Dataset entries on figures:
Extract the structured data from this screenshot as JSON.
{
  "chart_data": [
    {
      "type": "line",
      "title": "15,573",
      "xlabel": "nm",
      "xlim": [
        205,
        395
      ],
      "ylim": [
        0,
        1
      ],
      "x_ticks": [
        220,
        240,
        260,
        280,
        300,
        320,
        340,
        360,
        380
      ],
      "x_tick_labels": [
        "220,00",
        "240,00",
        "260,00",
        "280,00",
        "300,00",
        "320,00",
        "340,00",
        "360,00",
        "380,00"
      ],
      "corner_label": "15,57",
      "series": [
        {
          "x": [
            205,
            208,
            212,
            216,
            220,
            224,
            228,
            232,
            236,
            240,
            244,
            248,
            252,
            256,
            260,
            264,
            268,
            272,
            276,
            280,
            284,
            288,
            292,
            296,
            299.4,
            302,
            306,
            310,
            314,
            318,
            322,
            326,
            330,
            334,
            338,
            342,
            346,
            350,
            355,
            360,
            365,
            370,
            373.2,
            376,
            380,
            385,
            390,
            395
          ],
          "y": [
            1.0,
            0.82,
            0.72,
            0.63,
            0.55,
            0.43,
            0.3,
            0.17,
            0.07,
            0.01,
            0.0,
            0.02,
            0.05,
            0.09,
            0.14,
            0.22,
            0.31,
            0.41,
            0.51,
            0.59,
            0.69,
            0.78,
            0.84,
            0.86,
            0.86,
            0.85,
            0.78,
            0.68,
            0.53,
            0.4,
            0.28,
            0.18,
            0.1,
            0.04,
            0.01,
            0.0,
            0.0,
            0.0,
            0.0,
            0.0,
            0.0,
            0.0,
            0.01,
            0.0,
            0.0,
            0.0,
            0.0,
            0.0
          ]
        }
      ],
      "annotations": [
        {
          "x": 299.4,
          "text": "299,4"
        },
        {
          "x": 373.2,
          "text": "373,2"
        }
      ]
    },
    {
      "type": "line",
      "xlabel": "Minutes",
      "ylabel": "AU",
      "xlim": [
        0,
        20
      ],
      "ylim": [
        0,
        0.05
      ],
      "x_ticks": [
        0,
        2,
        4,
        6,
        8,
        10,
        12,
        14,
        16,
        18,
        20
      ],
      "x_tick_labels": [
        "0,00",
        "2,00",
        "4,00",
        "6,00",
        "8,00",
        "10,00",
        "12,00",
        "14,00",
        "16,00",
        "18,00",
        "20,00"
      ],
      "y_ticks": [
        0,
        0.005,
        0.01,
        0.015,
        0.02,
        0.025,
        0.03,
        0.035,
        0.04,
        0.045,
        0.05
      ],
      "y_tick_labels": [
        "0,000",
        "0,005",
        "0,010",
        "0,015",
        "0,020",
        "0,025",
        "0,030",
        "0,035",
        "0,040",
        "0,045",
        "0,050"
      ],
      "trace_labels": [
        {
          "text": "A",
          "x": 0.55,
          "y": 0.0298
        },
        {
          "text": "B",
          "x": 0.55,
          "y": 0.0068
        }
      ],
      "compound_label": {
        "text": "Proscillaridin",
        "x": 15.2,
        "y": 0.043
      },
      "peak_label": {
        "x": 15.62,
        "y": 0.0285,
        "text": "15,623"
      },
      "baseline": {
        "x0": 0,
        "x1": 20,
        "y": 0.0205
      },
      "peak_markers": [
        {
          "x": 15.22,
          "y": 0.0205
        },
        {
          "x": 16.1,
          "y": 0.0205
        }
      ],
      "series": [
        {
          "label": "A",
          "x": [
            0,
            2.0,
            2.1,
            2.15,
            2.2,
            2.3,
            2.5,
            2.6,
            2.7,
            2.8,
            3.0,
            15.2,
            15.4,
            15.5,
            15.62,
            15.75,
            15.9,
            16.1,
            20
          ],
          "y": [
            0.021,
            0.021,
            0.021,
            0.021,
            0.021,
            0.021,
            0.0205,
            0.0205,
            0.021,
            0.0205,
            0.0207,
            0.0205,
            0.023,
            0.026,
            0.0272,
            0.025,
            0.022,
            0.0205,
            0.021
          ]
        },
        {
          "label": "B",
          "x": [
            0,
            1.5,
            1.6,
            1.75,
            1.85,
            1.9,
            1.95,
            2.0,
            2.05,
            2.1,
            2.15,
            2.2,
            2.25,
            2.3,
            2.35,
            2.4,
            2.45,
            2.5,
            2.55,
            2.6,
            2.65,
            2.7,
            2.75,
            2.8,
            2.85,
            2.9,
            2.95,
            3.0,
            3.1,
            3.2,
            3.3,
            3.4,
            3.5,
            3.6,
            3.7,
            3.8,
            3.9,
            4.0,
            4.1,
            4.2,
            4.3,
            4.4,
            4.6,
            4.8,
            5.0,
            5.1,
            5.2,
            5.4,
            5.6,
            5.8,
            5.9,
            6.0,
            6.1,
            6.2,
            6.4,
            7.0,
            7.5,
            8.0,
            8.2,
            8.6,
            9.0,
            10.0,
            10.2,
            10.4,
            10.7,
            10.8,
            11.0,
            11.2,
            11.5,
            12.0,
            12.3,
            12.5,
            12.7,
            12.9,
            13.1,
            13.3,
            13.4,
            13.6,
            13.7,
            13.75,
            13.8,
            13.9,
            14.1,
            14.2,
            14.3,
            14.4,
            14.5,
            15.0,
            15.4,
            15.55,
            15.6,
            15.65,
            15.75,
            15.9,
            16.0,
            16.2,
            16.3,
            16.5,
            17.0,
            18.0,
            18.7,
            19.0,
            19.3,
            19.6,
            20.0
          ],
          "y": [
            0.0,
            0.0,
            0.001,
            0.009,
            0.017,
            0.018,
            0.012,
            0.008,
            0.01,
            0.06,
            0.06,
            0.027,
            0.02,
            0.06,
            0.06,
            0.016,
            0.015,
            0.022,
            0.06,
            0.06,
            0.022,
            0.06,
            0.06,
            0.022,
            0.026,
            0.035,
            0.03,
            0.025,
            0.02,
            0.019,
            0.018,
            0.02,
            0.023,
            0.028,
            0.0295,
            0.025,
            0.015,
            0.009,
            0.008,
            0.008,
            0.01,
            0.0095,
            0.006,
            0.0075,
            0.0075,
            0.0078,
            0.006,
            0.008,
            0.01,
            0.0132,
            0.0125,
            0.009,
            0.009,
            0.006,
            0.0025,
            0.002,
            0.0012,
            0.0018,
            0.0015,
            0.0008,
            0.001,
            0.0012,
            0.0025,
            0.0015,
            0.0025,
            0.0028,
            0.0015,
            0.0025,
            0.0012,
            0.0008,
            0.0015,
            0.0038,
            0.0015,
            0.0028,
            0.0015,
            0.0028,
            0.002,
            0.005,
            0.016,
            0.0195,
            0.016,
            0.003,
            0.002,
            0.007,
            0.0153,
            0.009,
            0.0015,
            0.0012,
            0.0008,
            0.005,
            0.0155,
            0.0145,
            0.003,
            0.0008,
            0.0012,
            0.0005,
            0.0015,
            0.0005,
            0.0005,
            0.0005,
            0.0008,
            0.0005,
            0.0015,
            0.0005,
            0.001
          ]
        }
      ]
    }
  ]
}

### Your objective
Your task is to quote the listing above word for word.

### Task response
Extract the structured data from this screenshot as JSON.
{
  "chart_data": [
    {
      "type": "line",
      "title": "15,573",
      "xlabel": "nm",
      "xlim": [
        205,
        395
      ],
      "ylim": [
        0,
        1
      ],
      "x_ticks": [
        220,
        240,
        260,
        280,
        300,
        320,
        340,
        360,
        380
      ],
      "x_tick_labels": [
        "220,00",
        "240,00",
        "260,00",
        "280,00",
        "300,00",
        "320,00",
        "340,00",
        "360,00",
        "380,00"
      ],
      "corner_label": "15,57",
      "series": [
        {
          "x": [
            205,
            208,
            212,
            216,
            220,
            224,
            228,
            232,
            236,
            240,
            244,
            248,
            252,
            256,
            260,
            264,
            268,
            272,
            276,
            280,
            284,
            288,
            292,
            296,
            299.4,
            302,
            306,
            310,
            314,
            318,
            322,
            326,
            330,
            334,
            338,
            342,
            346,
            350,
            355,
            360,
            365,
            370,
            373.2,
            376,
            380,
            385,
            390,
            395
          ],
          "y": [
            1.0,
            0.82,
            0.72,
            0.63,
            0.55,
            0.43,
            0.3,
            0.17,
            0.07,
            0.01,
            0.0,
            0.02,
            0.05,
            0.09,
            0.14,
            0.22,
            0.31,
            0.41,
            0.51,
            0.59,
            0.69,
            0.78,
            0.84,
            0.86,
            0.86,
            0.85,
            0.78,
            0.68,
            0.53,
            0.4,
            0.28,
            0.18,
            0.1,
            0.04,
            0.01,
            0.0,
            0.0,
            0.0,
            0.0,
            0.0,
            0.0,
            0.0,
            0.01,
            0.0,
            0.0,
            0.0,
            0.0,
            0.0
          ]
        }
      ],
      "annotations": [
        {
          "x": 299.4,
          "text": "299,4"
        },
        {
          "x": 373.2,
          "text": "373,2"
        }
      ]
    },
    {
      "type": "line",
      "xlabel": "Minutes",
      "ylabel": "AU",
      "xlim": [
        0,
        20
      ],
      "ylim": [
        0,
        0.05
      ],
      "x_ticks": [
        0,
        2,
        4,
        6,
        8,
        10,
        12,
        14,
        16,
        18,
        20
      ],
      "x_tick_labels": [
        "0,00",
        "2,00",
        "4,00",
        "6,00",
        "8,00",
        "10,00",
        "12,00",
        "14,00",
        "16,00",
        "18,00",
        "20,00"
      ],
      "y_ticks": [
        0,
        0.005,
        0.01,
        0.015,
        0.02,
        0.025,
        0.03,
        0.035,
        0.04,
        0.045,
        0.05
      ],
      "y_tick_labels": [
        "0,000",
        "0,005",
        "0,010",
        "0,015",
        "0,020",
        "0,025",
        "0,030",
        "0,035",
        "0,040",
        "0,045",
        "0,050"
      ],
      "trace_labels": [
        {
          "text": "A",
          "x": 0.55,
          "y": 0.0298
        },
        {
          "text": "B",
          "x": 0.55,
          "y": 0.0068
        }
      ],
      "compound_label": {
        "text": "Proscillaridin",
        "x": 15.2,
        "y": 0.043
      },
      "peak_label": {
        "x": 15.62,
        "y": 0.0285,
        "text": "15,623"
      },
      "baseline": {
        "x0": 0,
        "x1": 20,
        "y": 0.0205
      },
      "peak_markers": [
        {
          "x": 15.22,
          "y": 0.0205
        },
        {
          "x": 16.1,
          "y": 0.0205
        }
      ],
      "series": [
        {
          "label": "A",
          "x": [
            0,
            2.0,
            2.1,
            2.15,
            2.2,
            2.3,
            2.5,
            2.6,
            2.7,
            2.8,
            3.0,
            15.2,
            15.4,
            15.5,
            15.62,
            15.75,
            15.9,
            16.1,
            20
          ],
          "y": [
            0.021,
            0.021,
            0.021,
            0.021,
            0.021,
            0.021,
            0.0205,
            0.0205,
            0.021,
            0.0205,
            0.0207,
            0.0205,
            0.023,
            0.026,
            0.0272,
            0.025,
            0.022,
            0.0205,
            0.021
          ]
        },
        {
          "label": "B",
          "x": [
            0,
            1.5,
            1.6,
            1.75,
            1.85,
            1.9,
            1.95,
            2.0,
            2.05,
            2.1,
            2.15,
            2.2,
            2.25,
            2.3,
            2.35,
            2.4,
            2.45,
            2.5,
            2.55,
            2.6,
            2.65,
            2.7,
            2.75,
            2.8,
            2.85,
            2.9,
            2.95,
            3.0,
            3.1,
            3.2,
            3.3,
            3.4,
            3.5,
            3.6,
            3.7,
            3.8,
            3.9,
            4.0,
            4.1,
            4.2,
            4.3,
            4.4,
            4.6,
            4.8,
            5.0,
            5.1,
            5.2,
            5.4,
            5.6,
            5.8,
            5.9,
            6.0,
            6.1,
            6.2,
            6.4,
            7.0,
            7.5,
            8.0,
            8.2,
            8.6,
            9.0,
            10.0,
            10.2,
            10.4,
            10.7,
            10.8,
            11.0,
            11.2,
            11.5,
            12.0,
            12.3,
            12.5,
            12.7,
            12.9,
            13.1,
            13.3,
            13.4,
            13.6,
            13.7,
            13.75,
            13.8,
            13.9,
            14.1,
            14.2,
            14.3,
            14.4,
            14.5,
            15.0,
            15.4,
            15.55,
            15.6,
            15.65,
            15.75,
            15.9,
            16.0,
            16.2,
            16.3,
            16.5,
            17.0,
            18.0,
            18.7,
            19.0,
            19.3,
            19.6,
            20.0
          ],
          "y": [
            0.0,
            0.0,
            0.001,
            0.009,
            0.017,
            0.018,
            0.012,
            0.008,
            0.01,
            0.06,
            0.06,
            0.027,
            0.02,
            0.06,
            0.06,
            0.016,
            0.015,
            0.022,
            0.06,
            0.06,
            0.022,
            0.06,
            0.06,
            0.022,
            0.026,
            0.035,
            0.03,
            0.025,
            0.02,
            0.019,
            0.018,
            0.02,
            0.023,
            0.028,
            0.0295,
            0.025,
            0.015,
            0.009,
            0.008,
            0.008,
            0.01,
            0.0095,
            0.006,
            0.0075,
            0.0075,
            0.0078,
            0.006,
            0.008,
            0.01,
            0.0132,
            0.0125,
            0.009,
            0.009,
            0.006,
            0.0025,
            0.002,
            0.0012,
            0.0018,
            0.0015,
            0.0008,
            0.001,
            0.0012,
            0.0025,
            0.0015,
            0.0025,
            0.0028,
            0.0015,
            0.0025,
            0.0012,
            0.0008,
            0.0015,
            0.0038,
            0.0015,
            0.0028,
            0.0015,
            0.0028,
            0.002,
            0.005,
            0.016,
            0.0195,
            0.016,
            0.003,
            0.002,
            0.007,
            0.0153,
            0.009,
            0.0015,
            0.0012,
            0.0008,
            0.005,
            0.0155,
            0.0145,
            0.003,
            0.0008,
            0.0012,
            0.0005,
            0.0015,
            0.0005,
            0.0005,
            0.0005,
            0.0008,
            0.0005,
            0.0015,
            0.0005,
            0.001
          ]
        }
      ]
    }
  ]
}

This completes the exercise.